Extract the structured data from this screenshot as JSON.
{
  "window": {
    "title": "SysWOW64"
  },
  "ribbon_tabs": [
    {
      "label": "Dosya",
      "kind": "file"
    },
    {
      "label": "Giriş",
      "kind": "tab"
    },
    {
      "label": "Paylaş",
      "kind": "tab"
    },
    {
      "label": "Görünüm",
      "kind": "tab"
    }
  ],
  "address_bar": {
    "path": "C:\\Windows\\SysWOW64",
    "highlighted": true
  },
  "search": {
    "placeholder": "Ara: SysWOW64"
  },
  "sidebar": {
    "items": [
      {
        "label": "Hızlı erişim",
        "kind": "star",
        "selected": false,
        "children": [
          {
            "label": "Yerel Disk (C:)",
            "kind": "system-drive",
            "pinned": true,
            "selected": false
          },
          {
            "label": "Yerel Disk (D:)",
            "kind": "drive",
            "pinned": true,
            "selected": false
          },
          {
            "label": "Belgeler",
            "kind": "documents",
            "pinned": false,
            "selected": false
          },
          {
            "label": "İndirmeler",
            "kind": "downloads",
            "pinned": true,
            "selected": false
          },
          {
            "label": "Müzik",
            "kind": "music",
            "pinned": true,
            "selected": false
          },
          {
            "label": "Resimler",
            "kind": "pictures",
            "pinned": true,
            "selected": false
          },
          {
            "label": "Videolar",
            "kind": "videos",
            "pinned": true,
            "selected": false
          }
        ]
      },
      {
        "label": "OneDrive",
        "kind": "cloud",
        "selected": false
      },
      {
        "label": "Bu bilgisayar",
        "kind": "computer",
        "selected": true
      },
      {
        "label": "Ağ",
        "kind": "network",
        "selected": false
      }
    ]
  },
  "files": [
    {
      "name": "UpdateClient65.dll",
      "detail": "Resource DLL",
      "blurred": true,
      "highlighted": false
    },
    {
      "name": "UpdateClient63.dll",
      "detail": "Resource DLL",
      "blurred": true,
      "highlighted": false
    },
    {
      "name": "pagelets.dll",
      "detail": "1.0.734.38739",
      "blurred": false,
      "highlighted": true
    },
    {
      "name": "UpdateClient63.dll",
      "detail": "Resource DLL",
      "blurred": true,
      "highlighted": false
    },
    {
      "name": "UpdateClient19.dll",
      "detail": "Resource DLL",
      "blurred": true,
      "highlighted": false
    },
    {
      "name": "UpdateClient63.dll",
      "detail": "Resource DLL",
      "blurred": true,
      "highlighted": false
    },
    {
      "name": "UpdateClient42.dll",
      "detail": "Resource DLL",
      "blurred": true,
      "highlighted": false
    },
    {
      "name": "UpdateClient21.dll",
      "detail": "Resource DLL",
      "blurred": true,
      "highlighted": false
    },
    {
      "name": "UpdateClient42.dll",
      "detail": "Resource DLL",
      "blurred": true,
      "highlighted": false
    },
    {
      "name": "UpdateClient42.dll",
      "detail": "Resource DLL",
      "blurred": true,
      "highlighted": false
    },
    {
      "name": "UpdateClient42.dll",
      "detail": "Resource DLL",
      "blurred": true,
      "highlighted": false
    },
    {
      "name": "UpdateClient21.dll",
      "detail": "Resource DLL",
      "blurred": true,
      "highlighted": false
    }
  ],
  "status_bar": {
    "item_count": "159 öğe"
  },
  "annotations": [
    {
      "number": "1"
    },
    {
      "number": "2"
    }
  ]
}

◇ ◇ ◇

### Set exercise
Your task is to transcribe the material exactly.

### Correct answer
Extract the structured data from this screenshot as JSON.
{
  "window": {
    "title": "SysWOW64"
  },
  "ribbon_tabs": [
    {
      "label": "Dosya",
      "kind": "file"
    },
    {
      "label": "Giriş",
      "kind": "tab"
    },
    {
      "label": "Paylaş",
      "kind": "tab"
    },
    {
      "label": "Görünüm",
      "kind": "tab"
    }
  ],
  "address_bar": {
    "path": "C:\\Windows\\SysWOW64",
    "highlighted": true
  },
  "search": {
    "placeholder": "Ara: SysWOW64"
  },
  "sidebar": {
    "items": [
      {
        "label": "Hızlı erişim",
        "kind": "star",
        "selected": false,
        "children": [
          {
            "label": "Yerel Disk (C:)",
            "kind": "system-drive",
            "pinned": true,
            "selected": false
          },
          {
            "label": "Yerel Disk (D:)",
            "kind": "drive",
            "pinned": true,
            "selected": false
          },
          {
            "label": "Belgeler",
            "kind": "documents",
            "pinned": false,
            "selected": false
          },
          {
            "label": "İndirmeler",
            "kind": "downloads",
            "pinned": true,
            "selected": false
          },
          {
            "label": "Müzik",
            "kind": "music",
            "pinned": true,
            "selected": false
          },
          {
            "label": "Resimler",
            "kind": "pictures",
            "pinned": true,
            "selected": false
          },
          {
            "label": "Videolar",
            "kind": "videos",
            "pinned": true,
            "selected": false
          }
        ]
      },
      {
        "label": "OneDrive",
        "kind": "cloud",
        "selected": false
      },
      {
        "label": "Bu bilgisayar",
        "kind": "computer",
        "selected": true
      },
      {
        "label": "Ağ",
        "kind": "network",
        "selected": false
      }
    ]
  },
  "files": [
    {
      "name": "UpdateClient65.dll",
      "detail": "Resource DLL",
      "blurred": true,
      "highlighted": false
    },
    {
      "name": "UpdateClient63.dll",
      "detail": "Resource DLL",
      "blurred": true,
      "highlighted": false
    },
    {
      "name": "pagelets.dll",
      "detail": "1.0.734.38739",
      "blurred": false,
      "highlighted": true
    },
    {
      "name": "UpdateClient63.dll",
      "detail": "Resource DLL",
      "blurred": true,
      "highlighted": false
    },
    {
      "name": "UpdateClient19.dll",
      "detail": "Resource DLL",
      "blurred": true,
      "highlighted": false
    },
    {
      "name": "UpdateClient63.dll",
      "detail": "Resource DLL",
      "blurred": true,
      "highlighted": false
    },
    {
      "name": "UpdateClient42.dll",
      "detail": "Resource DLL",
      "blurred": true,
      "highlighted": false
    },
    {
      "name": "UpdateClient21.dll",
      "detail": "Resource DLL",
      "blurred": true,
      "highlighted": false
    },
    {
      "name": "UpdateClient42.dll",
      "detail": "Resource DLL",
      "blurred": true,
      "highlighted": false
    },
    {
      "name": "UpdateClient42.dll",
      "detail": "Resource DLL",
      "blurred": true,
      "highlighted": false
    },
    {
      "name": "UpdateClient42.dll",
      "detail": "Resource DLL",
      "blurred": true,
      "highlighted": false
    },
    {
      "name": "UpdateClient21.dll",
      "detail": "Resource DLL",
      "blurred": true,
      "highlighted": false
    }
  ],
  "status_bar": {
    "item_count": "159 öğe"
  },
  "annotations": [
    {
      "number": "1"
    },
    {
      "number": "2"
    }
  ]
}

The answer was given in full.